● Instruction
Using the material below, work out how many lines contain the word "проекта". Reply with the number and nothing more.
***** Material for the task
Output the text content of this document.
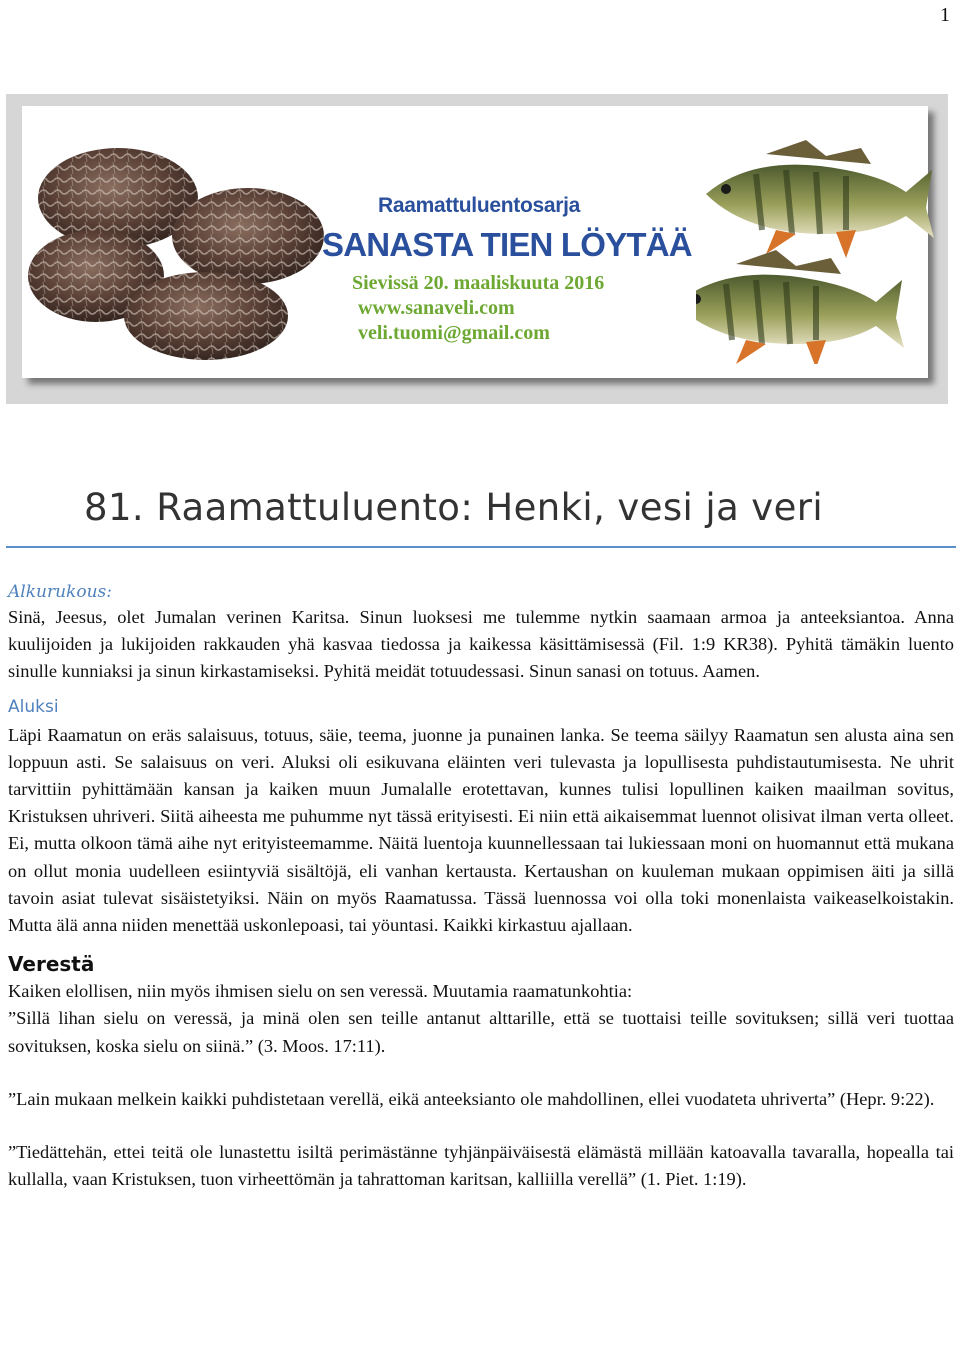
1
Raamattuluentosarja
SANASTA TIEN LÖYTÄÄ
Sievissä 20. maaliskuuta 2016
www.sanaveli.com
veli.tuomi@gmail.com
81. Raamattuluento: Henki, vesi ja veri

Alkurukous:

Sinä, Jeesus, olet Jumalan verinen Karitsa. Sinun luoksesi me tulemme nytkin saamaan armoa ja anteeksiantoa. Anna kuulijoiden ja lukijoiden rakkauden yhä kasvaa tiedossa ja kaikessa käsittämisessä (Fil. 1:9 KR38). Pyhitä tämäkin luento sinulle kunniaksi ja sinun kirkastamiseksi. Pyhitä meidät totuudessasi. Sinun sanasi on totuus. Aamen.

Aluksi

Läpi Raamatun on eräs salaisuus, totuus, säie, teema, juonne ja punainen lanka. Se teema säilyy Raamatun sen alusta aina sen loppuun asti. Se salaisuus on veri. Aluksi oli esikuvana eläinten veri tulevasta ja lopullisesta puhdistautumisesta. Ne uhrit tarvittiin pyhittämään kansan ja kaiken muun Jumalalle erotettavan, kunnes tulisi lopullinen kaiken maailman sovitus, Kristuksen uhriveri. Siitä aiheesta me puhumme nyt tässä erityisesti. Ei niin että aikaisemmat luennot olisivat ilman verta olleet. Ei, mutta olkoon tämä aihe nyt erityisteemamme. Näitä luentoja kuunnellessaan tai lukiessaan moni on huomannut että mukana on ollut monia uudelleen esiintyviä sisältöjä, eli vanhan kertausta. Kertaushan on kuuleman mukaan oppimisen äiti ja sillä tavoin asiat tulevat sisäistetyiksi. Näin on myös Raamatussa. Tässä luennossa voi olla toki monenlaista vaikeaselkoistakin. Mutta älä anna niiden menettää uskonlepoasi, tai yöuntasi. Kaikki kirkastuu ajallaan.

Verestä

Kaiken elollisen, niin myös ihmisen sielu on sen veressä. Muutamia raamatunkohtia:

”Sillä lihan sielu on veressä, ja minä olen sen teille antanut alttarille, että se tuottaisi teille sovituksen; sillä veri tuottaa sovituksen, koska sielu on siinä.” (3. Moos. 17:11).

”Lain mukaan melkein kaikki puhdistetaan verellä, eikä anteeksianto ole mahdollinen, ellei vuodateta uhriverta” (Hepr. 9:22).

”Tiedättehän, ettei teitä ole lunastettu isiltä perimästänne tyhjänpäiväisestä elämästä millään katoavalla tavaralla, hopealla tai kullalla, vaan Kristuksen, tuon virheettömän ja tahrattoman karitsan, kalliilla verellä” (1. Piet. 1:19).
**********
***** Material for the task
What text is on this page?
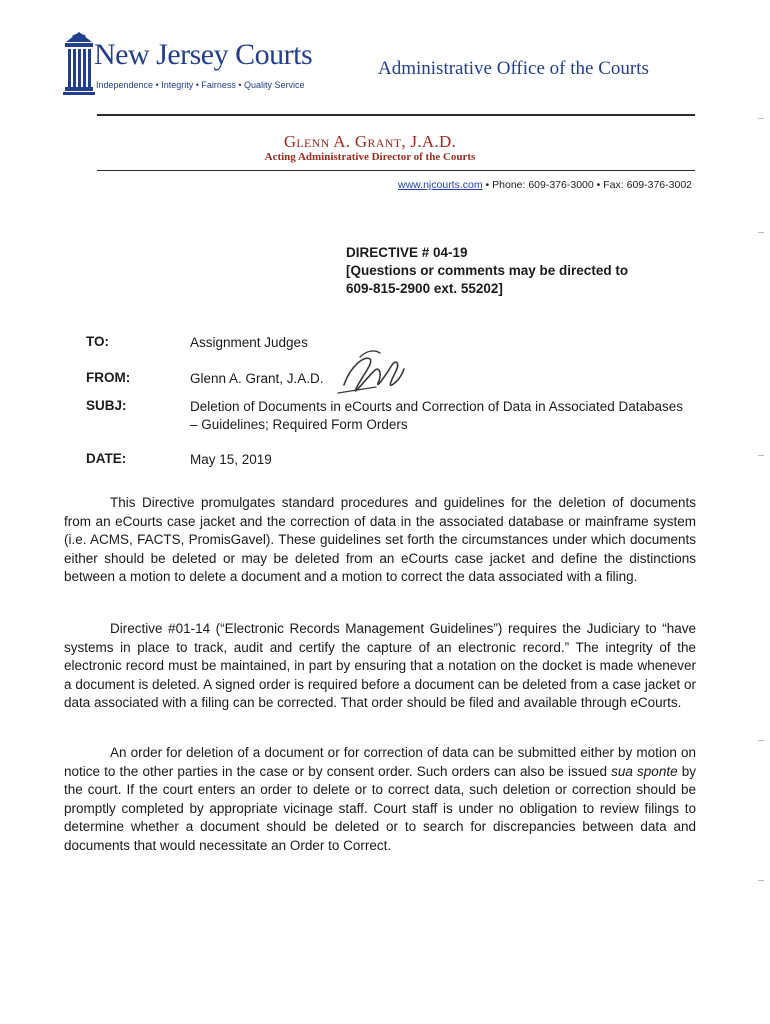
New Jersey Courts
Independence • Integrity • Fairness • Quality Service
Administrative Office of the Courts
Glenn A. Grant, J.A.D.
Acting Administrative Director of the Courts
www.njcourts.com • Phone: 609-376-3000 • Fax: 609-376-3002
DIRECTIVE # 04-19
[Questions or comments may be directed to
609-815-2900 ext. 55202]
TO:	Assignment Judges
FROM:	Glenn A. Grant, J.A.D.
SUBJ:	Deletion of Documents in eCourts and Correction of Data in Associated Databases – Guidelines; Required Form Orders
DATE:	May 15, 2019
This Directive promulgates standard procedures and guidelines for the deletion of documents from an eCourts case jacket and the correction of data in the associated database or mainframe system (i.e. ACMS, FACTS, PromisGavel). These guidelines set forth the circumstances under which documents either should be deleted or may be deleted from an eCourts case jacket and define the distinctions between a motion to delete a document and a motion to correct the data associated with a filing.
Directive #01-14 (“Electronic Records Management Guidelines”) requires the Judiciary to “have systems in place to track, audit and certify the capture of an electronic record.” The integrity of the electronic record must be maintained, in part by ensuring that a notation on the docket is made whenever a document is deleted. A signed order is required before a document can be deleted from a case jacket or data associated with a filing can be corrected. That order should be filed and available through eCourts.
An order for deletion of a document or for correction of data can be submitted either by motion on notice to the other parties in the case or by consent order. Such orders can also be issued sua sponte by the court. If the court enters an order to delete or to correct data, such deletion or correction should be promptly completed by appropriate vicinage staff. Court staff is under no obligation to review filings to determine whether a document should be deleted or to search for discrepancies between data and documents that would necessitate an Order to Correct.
**********
***** Material for the task
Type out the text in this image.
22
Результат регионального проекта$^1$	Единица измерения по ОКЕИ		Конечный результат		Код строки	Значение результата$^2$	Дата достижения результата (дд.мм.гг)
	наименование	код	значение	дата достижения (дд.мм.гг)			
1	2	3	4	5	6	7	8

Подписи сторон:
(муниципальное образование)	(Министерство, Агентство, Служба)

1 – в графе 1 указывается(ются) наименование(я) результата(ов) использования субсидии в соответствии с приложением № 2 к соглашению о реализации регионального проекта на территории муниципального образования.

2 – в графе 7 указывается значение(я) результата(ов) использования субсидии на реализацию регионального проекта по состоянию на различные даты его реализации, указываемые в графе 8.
**********
● Solution to this problem
3